### SUPPLIED DATA
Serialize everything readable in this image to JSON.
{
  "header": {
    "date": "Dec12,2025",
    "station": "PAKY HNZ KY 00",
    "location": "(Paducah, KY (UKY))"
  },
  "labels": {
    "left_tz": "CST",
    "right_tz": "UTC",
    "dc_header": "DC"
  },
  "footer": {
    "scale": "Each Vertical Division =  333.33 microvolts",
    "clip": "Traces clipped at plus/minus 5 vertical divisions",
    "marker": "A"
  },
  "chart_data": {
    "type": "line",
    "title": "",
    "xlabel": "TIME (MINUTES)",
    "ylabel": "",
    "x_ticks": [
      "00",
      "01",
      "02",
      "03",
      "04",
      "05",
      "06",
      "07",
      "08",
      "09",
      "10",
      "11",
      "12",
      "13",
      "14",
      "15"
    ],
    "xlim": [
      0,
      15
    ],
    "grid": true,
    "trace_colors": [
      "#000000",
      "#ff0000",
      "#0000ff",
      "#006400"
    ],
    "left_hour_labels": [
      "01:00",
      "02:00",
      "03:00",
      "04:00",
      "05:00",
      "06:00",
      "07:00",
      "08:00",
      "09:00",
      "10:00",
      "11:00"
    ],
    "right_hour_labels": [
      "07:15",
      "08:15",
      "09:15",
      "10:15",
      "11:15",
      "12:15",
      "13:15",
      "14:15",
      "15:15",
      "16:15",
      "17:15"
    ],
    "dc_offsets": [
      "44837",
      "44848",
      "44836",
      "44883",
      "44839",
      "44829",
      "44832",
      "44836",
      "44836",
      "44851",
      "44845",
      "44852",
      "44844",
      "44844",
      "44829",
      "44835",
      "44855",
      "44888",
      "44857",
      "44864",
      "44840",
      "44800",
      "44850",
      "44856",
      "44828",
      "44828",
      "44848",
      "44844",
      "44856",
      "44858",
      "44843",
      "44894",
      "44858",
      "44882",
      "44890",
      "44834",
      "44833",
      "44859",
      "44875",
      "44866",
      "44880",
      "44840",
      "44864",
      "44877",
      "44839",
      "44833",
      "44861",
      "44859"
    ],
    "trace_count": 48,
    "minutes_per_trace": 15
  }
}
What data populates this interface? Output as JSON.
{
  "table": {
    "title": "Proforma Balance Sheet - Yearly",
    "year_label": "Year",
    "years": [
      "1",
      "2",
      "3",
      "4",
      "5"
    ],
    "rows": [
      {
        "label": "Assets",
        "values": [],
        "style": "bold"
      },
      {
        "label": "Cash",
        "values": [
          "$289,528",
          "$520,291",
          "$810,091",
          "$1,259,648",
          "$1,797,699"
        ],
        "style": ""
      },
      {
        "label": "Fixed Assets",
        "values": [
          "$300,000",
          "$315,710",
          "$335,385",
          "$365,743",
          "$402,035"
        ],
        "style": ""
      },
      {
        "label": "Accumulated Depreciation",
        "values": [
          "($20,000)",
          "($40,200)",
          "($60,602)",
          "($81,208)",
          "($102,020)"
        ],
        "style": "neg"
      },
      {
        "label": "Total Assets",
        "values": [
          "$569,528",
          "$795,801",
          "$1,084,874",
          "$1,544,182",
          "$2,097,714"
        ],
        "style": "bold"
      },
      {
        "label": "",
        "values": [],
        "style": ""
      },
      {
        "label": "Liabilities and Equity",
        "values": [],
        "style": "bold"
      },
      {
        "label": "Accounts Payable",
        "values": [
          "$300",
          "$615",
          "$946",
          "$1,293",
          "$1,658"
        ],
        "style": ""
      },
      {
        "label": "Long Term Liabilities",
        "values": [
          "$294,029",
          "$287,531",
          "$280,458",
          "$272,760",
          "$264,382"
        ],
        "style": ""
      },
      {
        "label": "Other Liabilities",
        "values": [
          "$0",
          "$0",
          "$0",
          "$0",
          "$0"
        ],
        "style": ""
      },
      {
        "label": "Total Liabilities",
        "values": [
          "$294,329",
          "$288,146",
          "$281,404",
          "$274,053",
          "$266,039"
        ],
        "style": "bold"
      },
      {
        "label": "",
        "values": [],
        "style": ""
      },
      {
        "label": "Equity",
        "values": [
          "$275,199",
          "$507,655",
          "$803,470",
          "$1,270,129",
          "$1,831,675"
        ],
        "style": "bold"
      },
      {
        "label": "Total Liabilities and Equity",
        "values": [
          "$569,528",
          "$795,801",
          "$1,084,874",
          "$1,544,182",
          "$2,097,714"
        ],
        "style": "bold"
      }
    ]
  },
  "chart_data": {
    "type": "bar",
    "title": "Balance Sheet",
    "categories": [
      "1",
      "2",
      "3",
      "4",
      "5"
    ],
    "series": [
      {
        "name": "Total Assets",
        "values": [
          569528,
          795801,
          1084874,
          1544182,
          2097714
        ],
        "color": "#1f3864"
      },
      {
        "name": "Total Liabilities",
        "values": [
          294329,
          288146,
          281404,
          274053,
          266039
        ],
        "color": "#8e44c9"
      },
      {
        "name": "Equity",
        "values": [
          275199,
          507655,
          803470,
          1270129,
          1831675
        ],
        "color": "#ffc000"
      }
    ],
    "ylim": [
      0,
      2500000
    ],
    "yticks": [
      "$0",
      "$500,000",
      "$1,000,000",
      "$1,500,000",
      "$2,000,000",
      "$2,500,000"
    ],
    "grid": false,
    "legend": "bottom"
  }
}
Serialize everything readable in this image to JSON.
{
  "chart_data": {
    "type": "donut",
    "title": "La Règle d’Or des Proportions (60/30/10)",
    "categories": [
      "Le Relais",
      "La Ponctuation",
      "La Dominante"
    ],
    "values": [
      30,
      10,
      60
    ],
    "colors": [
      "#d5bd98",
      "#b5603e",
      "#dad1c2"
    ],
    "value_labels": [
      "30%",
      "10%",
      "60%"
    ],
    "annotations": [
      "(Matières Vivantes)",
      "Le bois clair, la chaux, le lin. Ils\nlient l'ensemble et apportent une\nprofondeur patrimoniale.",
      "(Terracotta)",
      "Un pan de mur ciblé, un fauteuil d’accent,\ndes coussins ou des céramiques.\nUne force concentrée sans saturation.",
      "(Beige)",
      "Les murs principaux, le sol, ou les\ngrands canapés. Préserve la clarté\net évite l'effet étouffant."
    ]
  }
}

### WORK REQUIRED
Show all lines from the records above where the word "Equity" occurs.

### ANSWER
        "label": "Liabilities and Equity",
        "label": "Equity",
        "label": "Total Liabilities and Equity",
        "name": "Equity",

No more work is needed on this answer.